Aim of the task: Reproduce the following material exactly, including every line.

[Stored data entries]
-- Start --
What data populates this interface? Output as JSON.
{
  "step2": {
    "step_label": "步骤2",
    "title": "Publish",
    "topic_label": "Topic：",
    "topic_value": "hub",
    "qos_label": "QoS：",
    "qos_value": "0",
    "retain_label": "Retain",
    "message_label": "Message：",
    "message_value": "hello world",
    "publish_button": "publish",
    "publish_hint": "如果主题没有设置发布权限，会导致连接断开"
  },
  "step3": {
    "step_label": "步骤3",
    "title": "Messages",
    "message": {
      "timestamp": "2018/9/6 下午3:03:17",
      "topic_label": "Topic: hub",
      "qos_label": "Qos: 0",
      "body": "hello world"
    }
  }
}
-- End --
Reply:
What data populates this interface? Output as JSON.
{
  "step2": {
    "step_label": "步骤2",
    "title": "Publish",
    "topic_label": "Topic：",
    "topic_value": "hub",
    "qos_label": "QoS：",
    "qos_value": "0",
    "retain_label": "Retain",
    "message_label": "Message：",
    "message_value": "hello world",
    "publish_button": "publish",
    "publish_hint": "如果主题没有设置发布权限，会导致连接断开"
  },
  "step3": {
    "step_label": "步骤3",
    "title": "Messages",
    "message": {
      "timestamp": "2018/9/6 下午3:03:17",
      "topic_label": "Topic: hub",
      "qos_label": "Qos: 0",
      "body": "hello world"
    }
  }
}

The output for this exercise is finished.